*SHORT EXERCISE:* An exact copy of every record is needed.

[Dataset rows about figures]
★ ★ ★ ★ ★

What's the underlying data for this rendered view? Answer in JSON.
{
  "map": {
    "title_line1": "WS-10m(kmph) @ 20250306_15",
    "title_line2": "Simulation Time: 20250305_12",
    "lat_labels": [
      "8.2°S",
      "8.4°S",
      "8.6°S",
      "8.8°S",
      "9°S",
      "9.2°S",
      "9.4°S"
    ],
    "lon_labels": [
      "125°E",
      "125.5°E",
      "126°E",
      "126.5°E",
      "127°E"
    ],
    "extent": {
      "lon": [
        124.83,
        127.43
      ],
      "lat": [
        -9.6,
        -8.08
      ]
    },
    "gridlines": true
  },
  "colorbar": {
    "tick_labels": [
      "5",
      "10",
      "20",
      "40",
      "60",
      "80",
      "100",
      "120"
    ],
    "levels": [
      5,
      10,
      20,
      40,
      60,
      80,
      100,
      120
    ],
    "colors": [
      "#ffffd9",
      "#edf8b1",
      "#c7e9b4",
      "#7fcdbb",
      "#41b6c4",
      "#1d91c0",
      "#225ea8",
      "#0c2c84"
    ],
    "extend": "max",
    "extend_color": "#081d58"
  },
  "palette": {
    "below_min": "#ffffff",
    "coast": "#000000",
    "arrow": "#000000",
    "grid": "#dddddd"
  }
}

★ ★ ★ ★ ★

*TASK OUTPUT:*
What's the underlying data for this rendered view? Answer in JSON.
{
  "map": {
    "title_line1": "WS-10m(kmph) @ 20250306_15",
    "title_line2": "Simulation Time: 20250305_12",
    "lat_labels": [
      "8.2°S",
      "8.4°S",
      "8.6°S",
      "8.8°S",
      "9°S",
      "9.2°S",
      "9.4°S"
    ],
    "lon_labels": [
      "125°E",
      "125.5°E",
      "126°E",
      "126.5°E",
      "127°E"
    ],
    "extent": {
      "lon": [
        124.83,
        127.43
      ],
      "lat": [
        -9.6,
        -8.08
      ]
    },
    "gridlines": true
  },
  "colorbar": {
    "tick_labels": [
      "5",
      "10",
      "20",
      "40",
      "60",
      "80",
      "100",
      "120"
    ],
    "levels": [
      5,
      10,
      20,
      40,
      60,
      80,
      100,
      120
    ],
    "colors": [
      "#ffffd9",
      "#edf8b1",
      "#c7e9b4",
      "#7fcdbb",
      "#41b6c4",
      "#1d91c0",
      "#225ea8",
      "#0c2c84"
    ],
    "extend": "max",
    "extend_color": "#081d58"
  },
  "palette": {
    "below_min": "#ffffff",
    "coast": "#000000",
    "arrow": "#000000",
    "grid": "#dddddd"
  }
}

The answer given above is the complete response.